-- EXTRACTED ENTRIES --
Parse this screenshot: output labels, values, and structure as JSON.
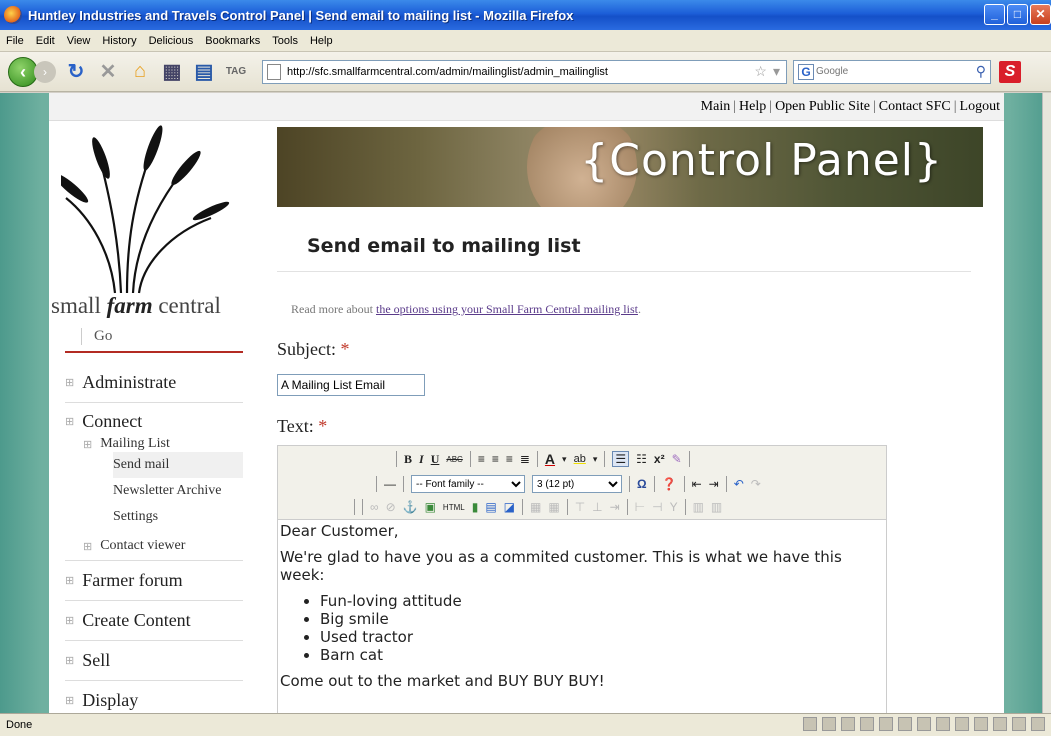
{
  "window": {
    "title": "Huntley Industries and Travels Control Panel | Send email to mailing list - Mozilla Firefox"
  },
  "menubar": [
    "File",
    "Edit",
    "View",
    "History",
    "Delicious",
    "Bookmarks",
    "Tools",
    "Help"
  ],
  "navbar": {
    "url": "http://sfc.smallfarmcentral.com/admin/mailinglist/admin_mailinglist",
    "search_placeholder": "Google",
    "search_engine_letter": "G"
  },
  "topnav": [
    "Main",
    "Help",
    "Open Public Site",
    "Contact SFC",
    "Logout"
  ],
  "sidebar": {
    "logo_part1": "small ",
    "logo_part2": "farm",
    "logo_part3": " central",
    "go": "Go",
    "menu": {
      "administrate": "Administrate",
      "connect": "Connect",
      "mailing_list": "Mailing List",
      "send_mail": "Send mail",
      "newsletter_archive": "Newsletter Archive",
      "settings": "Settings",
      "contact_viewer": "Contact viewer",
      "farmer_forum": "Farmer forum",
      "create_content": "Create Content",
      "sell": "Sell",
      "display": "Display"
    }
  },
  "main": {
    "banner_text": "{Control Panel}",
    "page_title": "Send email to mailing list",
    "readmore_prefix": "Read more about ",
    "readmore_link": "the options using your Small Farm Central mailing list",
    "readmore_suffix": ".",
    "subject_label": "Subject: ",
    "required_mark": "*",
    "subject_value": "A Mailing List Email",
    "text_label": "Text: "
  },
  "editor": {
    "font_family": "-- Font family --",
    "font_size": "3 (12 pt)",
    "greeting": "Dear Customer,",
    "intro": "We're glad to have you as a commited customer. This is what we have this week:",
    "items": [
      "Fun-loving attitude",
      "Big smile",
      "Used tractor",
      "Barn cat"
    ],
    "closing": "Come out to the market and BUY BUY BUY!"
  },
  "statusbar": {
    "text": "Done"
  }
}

-- GOAL --
Output the lines above in full and exactly as given, omitting any pictures.

-- OUTPUT BELOW --
Parse this screenshot: output labels, values, and structure as JSON.
{
  "window": {
    "title": "Huntley Industries and Travels Control Panel | Send email to mailing list - Mozilla Firefox"
  },
  "menubar": [
    "File",
    "Edit",
    "View",
    "History",
    "Delicious",
    "Bookmarks",
    "Tools",
    "Help"
  ],
  "navbar": {
    "url": "http://sfc.smallfarmcentral.com/admin/mailinglist/admin_mailinglist",
    "search_placeholder": "Google",
    "search_engine_letter": "G"
  },
  "topnav": [
    "Main",
    "Help",
    "Open Public Site",
    "Contact SFC",
    "Logout"
  ],
  "sidebar": {
    "logo_part1": "small ",
    "logo_part2": "farm",
    "logo_part3": " central",
    "go": "Go",
    "menu": {
      "administrate": "Administrate",
      "connect": "Connect",
      "mailing_list": "Mailing List",
      "send_mail": "Send mail",
      "newsletter_archive": "Newsletter Archive",
      "settings": "Settings",
      "contact_viewer": "Contact viewer",
      "farmer_forum": "Farmer forum",
      "create_content": "Create Content",
      "sell": "Sell",
      "display": "Display"
    }
  },
  "main": {
    "banner_text": "{Control Panel}",
    "page_title": "Send email to mailing list",
    "readmore_prefix": "Read more about ",
    "readmore_link": "the options using your Small Farm Central mailing list",
    "readmore_suffix": ".",
    "subject_label": "Subject: ",
    "required_mark": "*",
    "subject_value": "A Mailing List Email",
    "text_label": "Text: "
  },
  "editor": {
    "font_family": "-- Font family --",
    "font_size": "3 (12 pt)",
    "greeting": "Dear Customer,",
    "intro": "We're glad to have you as a commited customer. This is what we have this week:",
    "items": [
      "Fun-loving attitude",
      "Big smile",
      "Used tractor",
      "Barn cat"
    ],
    "closing": "Come out to the market and BUY BUY BUY!"
  },
  "statusbar": {
    "text": "Done"
  }
}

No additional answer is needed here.